| The problem |
Copy out the records precisely, omitting pictures.
START Entries shown
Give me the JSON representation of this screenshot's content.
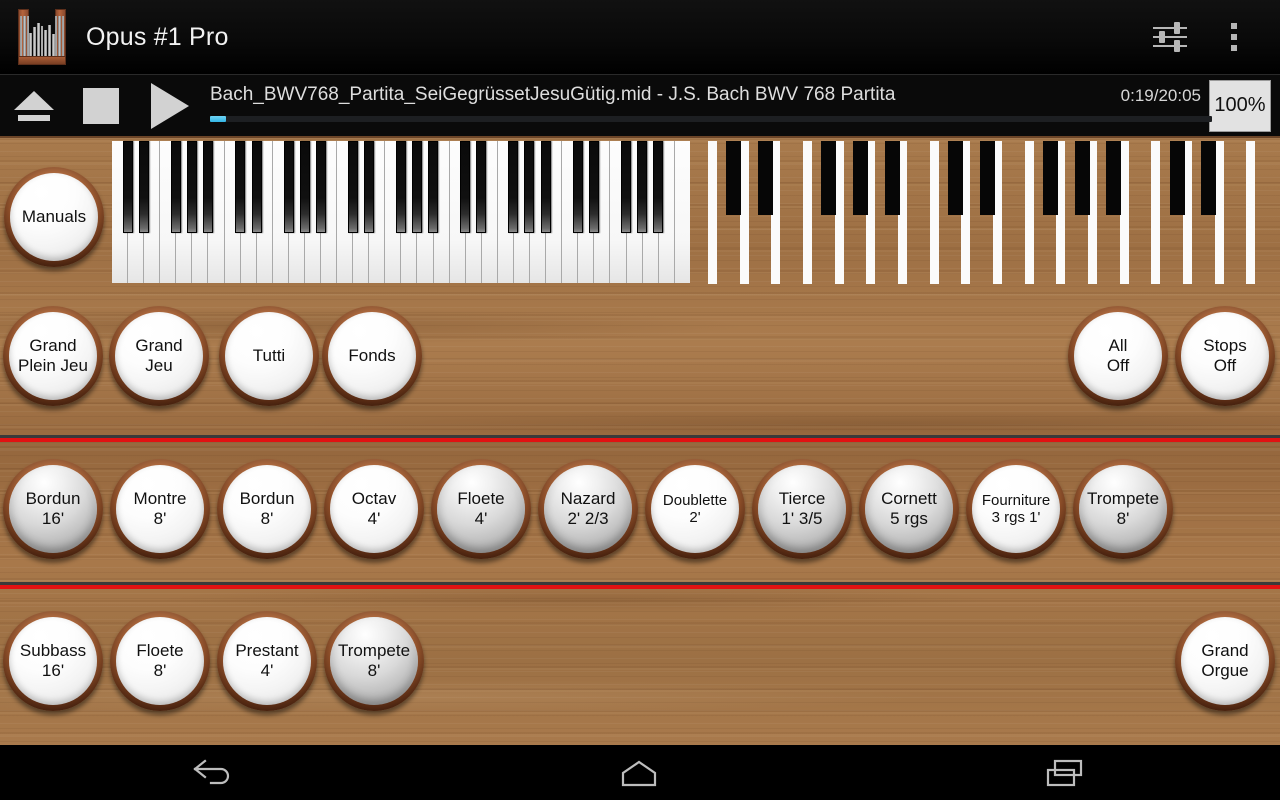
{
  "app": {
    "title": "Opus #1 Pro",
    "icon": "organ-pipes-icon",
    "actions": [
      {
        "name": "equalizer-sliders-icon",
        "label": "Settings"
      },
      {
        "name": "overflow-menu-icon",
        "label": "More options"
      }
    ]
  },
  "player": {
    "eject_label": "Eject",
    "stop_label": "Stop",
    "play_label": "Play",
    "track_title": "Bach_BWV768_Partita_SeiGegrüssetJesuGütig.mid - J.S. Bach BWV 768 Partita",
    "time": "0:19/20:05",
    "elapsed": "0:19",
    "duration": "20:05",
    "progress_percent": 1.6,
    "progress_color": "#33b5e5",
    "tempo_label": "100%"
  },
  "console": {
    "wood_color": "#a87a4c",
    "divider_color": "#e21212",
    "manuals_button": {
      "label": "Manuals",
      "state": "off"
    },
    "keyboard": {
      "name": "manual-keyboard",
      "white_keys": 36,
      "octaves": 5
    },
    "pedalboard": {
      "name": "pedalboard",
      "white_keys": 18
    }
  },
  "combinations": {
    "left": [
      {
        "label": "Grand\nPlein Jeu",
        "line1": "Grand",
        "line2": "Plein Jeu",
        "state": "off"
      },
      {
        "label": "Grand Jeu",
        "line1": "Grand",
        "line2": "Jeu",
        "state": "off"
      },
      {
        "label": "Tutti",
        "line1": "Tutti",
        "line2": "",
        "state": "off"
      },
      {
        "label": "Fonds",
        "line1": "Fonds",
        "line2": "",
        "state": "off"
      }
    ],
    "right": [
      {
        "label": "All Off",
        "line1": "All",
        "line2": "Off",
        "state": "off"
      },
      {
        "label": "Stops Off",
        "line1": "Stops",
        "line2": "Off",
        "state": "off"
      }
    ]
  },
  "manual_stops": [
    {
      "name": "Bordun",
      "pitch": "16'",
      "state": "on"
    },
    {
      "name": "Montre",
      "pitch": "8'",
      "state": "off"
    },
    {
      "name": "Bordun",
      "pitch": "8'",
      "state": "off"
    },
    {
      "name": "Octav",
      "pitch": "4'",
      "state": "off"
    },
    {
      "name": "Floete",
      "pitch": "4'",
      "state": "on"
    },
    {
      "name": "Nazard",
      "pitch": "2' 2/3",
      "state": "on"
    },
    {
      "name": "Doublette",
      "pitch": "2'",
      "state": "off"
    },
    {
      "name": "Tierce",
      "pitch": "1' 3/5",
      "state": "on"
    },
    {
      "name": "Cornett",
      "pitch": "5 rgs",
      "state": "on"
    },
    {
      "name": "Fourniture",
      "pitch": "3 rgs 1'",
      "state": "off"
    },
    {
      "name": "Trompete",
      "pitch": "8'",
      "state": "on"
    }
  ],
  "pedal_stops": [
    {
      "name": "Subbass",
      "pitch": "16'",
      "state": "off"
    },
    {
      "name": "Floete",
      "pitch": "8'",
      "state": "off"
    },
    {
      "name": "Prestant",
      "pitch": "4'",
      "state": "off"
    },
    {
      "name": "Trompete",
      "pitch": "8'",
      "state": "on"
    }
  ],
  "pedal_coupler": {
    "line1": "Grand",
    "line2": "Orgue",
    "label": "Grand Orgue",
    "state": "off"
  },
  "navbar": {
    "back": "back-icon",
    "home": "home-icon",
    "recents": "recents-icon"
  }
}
END Entries shown
| Correct result |
Give me the JSON representation of this screenshot's content.
{
  "app": {
    "title": "Opus #1 Pro",
    "icon": "organ-pipes-icon",
    "actions": [
      {
        "name": "equalizer-sliders-icon",
        "label": "Settings"
      },
      {
        "name": "overflow-menu-icon",
        "label": "More options"
      }
    ]
  },
  "player": {
    "eject_label": "Eject",
    "stop_label": "Stop",
    "play_label": "Play",
    "track_title": "Bach_BWV768_Partita_SeiGegrüssetJesuGütig.mid - J.S. Bach BWV 768 Partita",
    "time": "0:19/20:05",
    "elapsed": "0:19",
    "duration": "20:05",
    "progress_percent": 1.6,
    "progress_color": "#33b5e5",
    "tempo_label": "100%"
  },
  "console": {
    "wood_color": "#a87a4c",
    "divider_color": "#e21212",
    "manuals_button": {
      "label": "Manuals",
      "state": "off"
    },
    "keyboard": {
      "name": "manual-keyboard",
      "white_keys": 36,
      "octaves": 5
    },
    "pedalboard": {
      "name": "pedalboard",
      "white_keys": 18
    }
  },
  "combinations": {
    "left": [
      {
        "label": "Grand\nPlein Jeu",
        "line1": "Grand",
        "line2": "Plein Jeu",
        "state": "off"
      },
      {
        "label": "Grand Jeu",
        "line1": "Grand",
        "line2": "Jeu",
        "state": "off"
      },
      {
        "label": "Tutti",
        "line1": "Tutti",
        "line2": "",
        "state": "off"
      },
      {
        "label": "Fonds",
        "line1": "Fonds",
        "line2": "",
        "state": "off"
      }
    ],
    "right": [
      {
        "label": "All Off",
        "line1": "All",
        "line2": "Off",
        "state": "off"
      },
      {
        "label": "Stops Off",
        "line1": "Stops",
        "line2": "Off",
        "state": "off"
      }
    ]
  },
  "manual_stops": [
    {
      "name": "Bordun",
      "pitch": "16'",
      "state": "on"
    },
    {
      "name": "Montre",
      "pitch": "8'",
      "state": "off"
    },
    {
      "name": "Bordun",
      "pitch": "8'",
      "state": "off"
    },
    {
      "name": "Octav",
      "pitch": "4'",
      "state": "off"
    },
    {
      "name": "Floete",
      "pitch": "4'",
      "state": "on"
    },
    {
      "name": "Nazard",
      "pitch": "2' 2/3",
      "state": "on"
    },
    {
      "name": "Doublette",
      "pitch": "2'",
      "state": "off"
    },
    {
      "name": "Tierce",
      "pitch": "1' 3/5",
      "state": "on"
    },
    {
      "name": "Cornett",
      "pitch": "5 rgs",
      "state": "on"
    },
    {
      "name": "Fourniture",
      "pitch": "3 rgs 1'",
      "state": "off"
    },
    {
      "name": "Trompete",
      "pitch": "8'",
      "state": "on"
    }
  ],
  "pedal_stops": [
    {
      "name": "Subbass",
      "pitch": "16'",
      "state": "off"
    },
    {
      "name": "Floete",
      "pitch": "8'",
      "state": "off"
    },
    {
      "name": "Prestant",
      "pitch": "4'",
      "state": "off"
    },
    {
      "name": "Trompete",
      "pitch": "8'",
      "state": "on"
    }
  ],
  "pedal_coupler": {
    "line1": "Grand",
    "line2": "Orgue",
    "label": "Grand Orgue",
    "state": "off"
  },
  "navbar": {
    "back": "back-icon",
    "home": "home-icon",
    "recents": "recents-icon"
  }
}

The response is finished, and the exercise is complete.